▶ _GOAL_
Write every line of the material out exactly as shown.

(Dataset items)
▽

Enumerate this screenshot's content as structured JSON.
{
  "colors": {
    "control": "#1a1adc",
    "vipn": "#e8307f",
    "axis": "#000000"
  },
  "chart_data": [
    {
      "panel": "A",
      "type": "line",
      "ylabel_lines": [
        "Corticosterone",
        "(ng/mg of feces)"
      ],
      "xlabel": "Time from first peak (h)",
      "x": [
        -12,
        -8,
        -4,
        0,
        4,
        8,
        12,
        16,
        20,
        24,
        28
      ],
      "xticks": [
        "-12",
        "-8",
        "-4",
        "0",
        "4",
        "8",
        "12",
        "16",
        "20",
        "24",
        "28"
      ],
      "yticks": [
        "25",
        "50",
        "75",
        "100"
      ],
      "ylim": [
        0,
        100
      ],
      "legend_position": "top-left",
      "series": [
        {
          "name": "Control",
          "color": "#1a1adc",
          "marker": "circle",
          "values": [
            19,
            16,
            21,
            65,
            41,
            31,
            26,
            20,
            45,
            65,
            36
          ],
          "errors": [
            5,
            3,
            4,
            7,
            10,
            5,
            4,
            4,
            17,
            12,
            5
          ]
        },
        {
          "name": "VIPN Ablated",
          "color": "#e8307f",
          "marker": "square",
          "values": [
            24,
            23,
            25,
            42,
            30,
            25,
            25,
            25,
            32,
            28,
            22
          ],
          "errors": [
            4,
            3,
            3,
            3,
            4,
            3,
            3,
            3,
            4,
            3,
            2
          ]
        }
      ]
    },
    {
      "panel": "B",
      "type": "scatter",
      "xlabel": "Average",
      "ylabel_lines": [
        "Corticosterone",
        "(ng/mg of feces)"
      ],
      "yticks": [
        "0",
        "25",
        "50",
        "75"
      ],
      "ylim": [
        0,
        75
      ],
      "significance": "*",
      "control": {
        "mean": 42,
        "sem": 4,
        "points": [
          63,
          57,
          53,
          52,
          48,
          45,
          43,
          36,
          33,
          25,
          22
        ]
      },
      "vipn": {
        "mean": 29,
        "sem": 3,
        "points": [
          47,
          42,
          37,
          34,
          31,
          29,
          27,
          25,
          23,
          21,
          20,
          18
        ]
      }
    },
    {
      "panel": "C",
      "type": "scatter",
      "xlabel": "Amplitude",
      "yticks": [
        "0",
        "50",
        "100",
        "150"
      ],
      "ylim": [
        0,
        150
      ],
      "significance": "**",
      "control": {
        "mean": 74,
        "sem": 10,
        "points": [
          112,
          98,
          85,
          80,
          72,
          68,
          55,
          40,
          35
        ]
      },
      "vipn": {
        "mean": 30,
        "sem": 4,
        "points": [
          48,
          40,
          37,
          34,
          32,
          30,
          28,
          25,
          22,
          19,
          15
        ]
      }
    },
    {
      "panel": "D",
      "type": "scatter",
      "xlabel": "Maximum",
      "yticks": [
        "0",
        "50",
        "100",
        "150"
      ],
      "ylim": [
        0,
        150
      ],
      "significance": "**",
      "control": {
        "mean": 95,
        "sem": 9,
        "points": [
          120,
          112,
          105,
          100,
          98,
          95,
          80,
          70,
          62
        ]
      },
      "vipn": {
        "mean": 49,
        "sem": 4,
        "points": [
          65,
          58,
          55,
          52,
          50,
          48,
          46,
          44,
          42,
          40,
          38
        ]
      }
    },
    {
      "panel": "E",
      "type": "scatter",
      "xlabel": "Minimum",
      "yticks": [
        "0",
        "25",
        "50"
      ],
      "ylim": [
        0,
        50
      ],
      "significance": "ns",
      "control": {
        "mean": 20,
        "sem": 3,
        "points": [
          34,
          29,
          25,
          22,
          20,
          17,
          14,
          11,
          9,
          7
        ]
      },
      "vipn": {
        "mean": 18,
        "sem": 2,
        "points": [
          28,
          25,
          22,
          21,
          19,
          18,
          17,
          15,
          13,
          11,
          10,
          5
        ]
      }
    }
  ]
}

△

▶ _EXERCISE SOLUTION_
Enumerate this screenshot's content as structured JSON.
{
  "colors": {
    "control": "#1a1adc",
    "vipn": "#e8307f",
    "axis": "#000000"
  },
  "chart_data": [
    {
      "panel": "A",
      "type": "line",
      "ylabel_lines": [
        "Corticosterone",
        "(ng/mg of feces)"
      ],
      "xlabel": "Time from first peak (h)",
      "x": [
        -12,
        -8,
        -4,
        0,
        4,
        8,
        12,
        16,
        20,
        24,
        28
      ],
      "xticks": [
        "-12",
        "-8",
        "-4",
        "0",
        "4",
        "8",
        "12",
        "16",
        "20",
        "24",
        "28"
      ],
      "yticks": [
        "25",
        "50",
        "75",
        "100"
      ],
      "ylim": [
        0,
        100
      ],
      "legend_position": "top-left",
      "series": [
        {
          "name": "Control",
          "color": "#1a1adc",
          "marker": "circle",
          "values": [
            19,
            16,
            21,
            65,
            41,
            31,
            26,
            20,
            45,
            65,
            36
          ],
          "errors": [
            5,
            3,
            4,
            7,
            10,
            5,
            4,
            4,
            17,
            12,
            5
          ]
        },
        {
          "name": "VIPN Ablated",
          "color": "#e8307f",
          "marker": "square",
          "values": [
            24,
            23,
            25,
            42,
            30,
            25,
            25,
            25,
            32,
            28,
            22
          ],
          "errors": [
            4,
            3,
            3,
            3,
            4,
            3,
            3,
            3,
            4,
            3,
            2
          ]
        }
      ]
    },
    {
      "panel": "B",
      "type": "scatter",
      "xlabel": "Average",
      "ylabel_lines": [
        "Corticosterone",
        "(ng/mg of feces)"
      ],
      "yticks": [
        "0",
        "25",
        "50",
        "75"
      ],
      "ylim": [
        0,
        75
      ],
      "significance": "*",
      "control": {
        "mean": 42,
        "sem": 4,
        "points": [
          63,
          57,
          53,
          52,
          48,
          45,
          43,
          36,
          33,
          25,
          22
        ]
      },
      "vipn": {
        "mean": 29,
        "sem": 3,
        "points": [
          47,
          42,
          37,
          34,
          31,
          29,
          27,
          25,
          23,
          21,
          20,
          18
        ]
      }
    },
    {
      "panel": "C",
      "type": "scatter",
      "xlabel": "Amplitude",
      "yticks": [
        "0",
        "50",
        "100",
        "150"
      ],
      "ylim": [
        0,
        150
      ],
      "significance": "**",
      "control": {
        "mean": 74,
        "sem": 10,
        "points": [
          112,
          98,
          85,
          80,
          72,
          68,
          55,
          40,
          35
        ]
      },
      "vipn": {
        "mean": 30,
        "sem": 4,
        "points": [
          48,
          40,
          37,
          34,
          32,
          30,
          28,
          25,
          22,
          19,
          15
        ]
      }
    },
    {
      "panel": "D",
      "type": "scatter",
      "xlabel": "Maximum",
      "yticks": [
        "0",
        "50",
        "100",
        "150"
      ],
      "ylim": [
        0,
        150
      ],
      "significance": "**",
      "control": {
        "mean": 95,
        "sem": 9,
        "points": [
          120,
          112,
          105,
          100,
          98,
          95,
          80,
          70,
          62
        ]
      },
      "vipn": {
        "mean": 49,
        "sem": 4,
        "points": [
          65,
          58,
          55,
          52,
          50,
          48,
          46,
          44,
          42,
          40,
          38
        ]
      }
    },
    {
      "panel": "E",
      "type": "scatter",
      "xlabel": "Minimum",
      "yticks": [
        "0",
        "25",
        "50"
      ],
      "ylim": [
        0,
        50
      ],
      "significance": "ns",
      "control": {
        "mean": 20,
        "sem": 3,
        "points": [
          34,
          29,
          25,
          22,
          20,
          17,
          14,
          11,
          9,
          7
        ]
      },
      "vipn": {
        "mean": 18,
        "sem": 2,
        "points": [
          28,
          25,
          22,
          21,
          19,
          18,
          17,
          15,
          13,
          11,
          10,
          5
        ]
      }
    }
  ]
}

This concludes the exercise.